* SHORT PROBLEM *
Print each of the entries exactly, leaving nothing out.

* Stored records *

┏━━

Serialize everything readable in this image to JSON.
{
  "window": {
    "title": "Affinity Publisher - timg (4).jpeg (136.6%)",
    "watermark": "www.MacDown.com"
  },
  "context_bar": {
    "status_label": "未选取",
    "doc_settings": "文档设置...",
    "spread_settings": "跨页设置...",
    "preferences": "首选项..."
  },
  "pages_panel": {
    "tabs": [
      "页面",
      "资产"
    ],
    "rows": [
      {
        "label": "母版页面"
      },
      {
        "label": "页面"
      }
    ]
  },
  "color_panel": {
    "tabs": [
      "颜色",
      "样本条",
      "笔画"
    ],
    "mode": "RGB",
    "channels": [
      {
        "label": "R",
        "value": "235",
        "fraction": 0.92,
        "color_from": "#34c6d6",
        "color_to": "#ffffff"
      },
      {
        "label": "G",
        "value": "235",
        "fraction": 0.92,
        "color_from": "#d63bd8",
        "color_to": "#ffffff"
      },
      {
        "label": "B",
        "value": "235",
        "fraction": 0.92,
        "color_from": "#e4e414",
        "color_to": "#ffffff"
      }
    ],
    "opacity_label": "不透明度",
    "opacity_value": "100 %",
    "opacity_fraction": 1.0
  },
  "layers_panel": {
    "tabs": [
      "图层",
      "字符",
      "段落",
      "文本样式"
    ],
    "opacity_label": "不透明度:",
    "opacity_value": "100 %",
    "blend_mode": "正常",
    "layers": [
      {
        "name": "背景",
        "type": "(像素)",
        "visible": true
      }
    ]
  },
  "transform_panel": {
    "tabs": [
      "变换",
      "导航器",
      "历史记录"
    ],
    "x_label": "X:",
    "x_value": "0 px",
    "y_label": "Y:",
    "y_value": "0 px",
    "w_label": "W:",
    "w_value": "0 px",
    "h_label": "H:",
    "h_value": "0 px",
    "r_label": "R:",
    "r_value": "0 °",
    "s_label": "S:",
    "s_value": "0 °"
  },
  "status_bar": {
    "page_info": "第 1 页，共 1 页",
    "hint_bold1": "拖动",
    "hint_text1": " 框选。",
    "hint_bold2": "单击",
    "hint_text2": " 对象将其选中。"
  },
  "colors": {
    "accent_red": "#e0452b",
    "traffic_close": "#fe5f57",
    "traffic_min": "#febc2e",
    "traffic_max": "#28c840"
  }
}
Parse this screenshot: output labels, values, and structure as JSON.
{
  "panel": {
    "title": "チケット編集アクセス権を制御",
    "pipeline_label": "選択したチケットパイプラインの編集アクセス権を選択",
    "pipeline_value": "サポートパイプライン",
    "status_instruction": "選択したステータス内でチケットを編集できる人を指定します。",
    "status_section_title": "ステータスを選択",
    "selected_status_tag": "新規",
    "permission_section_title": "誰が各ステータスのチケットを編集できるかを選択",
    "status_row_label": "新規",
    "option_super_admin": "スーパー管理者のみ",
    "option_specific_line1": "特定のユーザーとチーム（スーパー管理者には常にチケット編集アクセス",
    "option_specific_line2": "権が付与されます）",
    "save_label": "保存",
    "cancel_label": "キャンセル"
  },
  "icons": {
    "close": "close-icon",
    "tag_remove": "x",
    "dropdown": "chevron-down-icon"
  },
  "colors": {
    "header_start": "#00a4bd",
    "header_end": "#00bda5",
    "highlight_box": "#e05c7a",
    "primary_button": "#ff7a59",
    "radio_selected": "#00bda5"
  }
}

┗━━

* SOLUTION FOR THIS PROBLEM *
Serialize everything readable in this image to JSON.
{
  "window": {
    "title": "Affinity Publisher - timg (4).jpeg (136.6%)",
    "watermark": "www.MacDown.com"
  },
  "context_bar": {
    "status_label": "未选取",
    "doc_settings": "文档设置...",
    "spread_settings": "跨页设置...",
    "preferences": "首选项..."
  },
  "pages_panel": {
    "tabs": [
      "页面",
      "资产"
    ],
    "rows": [
      {
        "label": "母版页面"
      },
      {
        "label": "页面"
      }
    ]
  },
  "color_panel": {
    "tabs": [
      "颜色",
      "样本条",
      "笔画"
    ],
    "mode": "RGB",
    "channels": [
      {
        "label": "R",
        "value": "235",
        "fraction": 0.92,
        "color_from": "#34c6d6",
        "color_to": "#ffffff"
      },
      {
        "label": "G",
        "value": "235",
        "fraction": 0.92,
        "color_from": "#d63bd8",
        "color_to": "#ffffff"
      },
      {
        "label": "B",
        "value": "235",
        "fraction": 0.92,
        "color_from": "#e4e414",
        "color_to": "#ffffff"
      }
    ],
    "opacity_label": "不透明度",
    "opacity_value": "100 %",
    "opacity_fraction": 1.0
  },
  "layers_panel": {
    "tabs": [
      "图层",
      "字符",
      "段落",
      "文本样式"
    ],
    "opacity_label": "不透明度:",
    "opacity_value": "100 %",
    "blend_mode": "正常",
    "layers": [
      {
        "name": "背景",
        "type": "(像素)",
        "visible": true
      }
    ]
  },
  "transform_panel": {
    "tabs": [
      "变换",
      "导航器",
      "历史记录"
    ],
    "x_label": "X:",
    "x_value": "0 px",
    "y_label": "Y:",
    "y_value": "0 px",
    "w_label": "W:",
    "w_value": "0 px",
    "h_label": "H:",
    "h_value": "0 px",
    "r_label": "R:",
    "r_value": "0 °",
    "s_label": "S:",
    "s_value": "0 °"
  },
  "status_bar": {
    "page_info": "第 1 页，共 1 页",
    "hint_bold1": "拖动",
    "hint_text1": " 框选。",
    "hint_bold2": "单击",
    "hint_text2": " 对象将其选中。"
  },
  "colors": {
    "accent_red": "#e0452b",
    "traffic_close": "#fe5f57",
    "traffic_min": "#febc2e",
    "traffic_max": "#28c840"
  }
}
Parse this screenshot: output labels, values, and structure as JSON.
{
  "panel": {
    "title": "チケット編集アクセス権を制御",
    "pipeline_label": "選択したチケットパイプラインの編集アクセス権を選択",
    "pipeline_value": "サポートパイプライン",
    "status_instruction": "選択したステータス内でチケットを編集できる人を指定します。",
    "status_section_title": "ステータスを選択",
    "selected_status_tag": "新規",
    "permission_section_title": "誰が各ステータスのチケットを編集できるかを選択",
    "status_row_label": "新規",
    "option_super_admin": "スーパー管理者のみ",
    "option_specific_line1": "特定のユーザーとチーム（スーパー管理者には常にチケット編集アクセス",
    "option_specific_line2": "権が付与されます）",
    "save_label": "保存",
    "cancel_label": "キャンセル"
  },
  "icons": {
    "close": "close-icon",
    "tag_remove": "x",
    "dropdown": "chevron-down-icon"
  },
  "colors": {
    "header_start": "#00a4bd",
    "header_end": "#00bda5",
    "highlight_box": "#e05c7a",
    "primary_button": "#ff7a59",
    "radio_selected": "#00bda5"
  }
}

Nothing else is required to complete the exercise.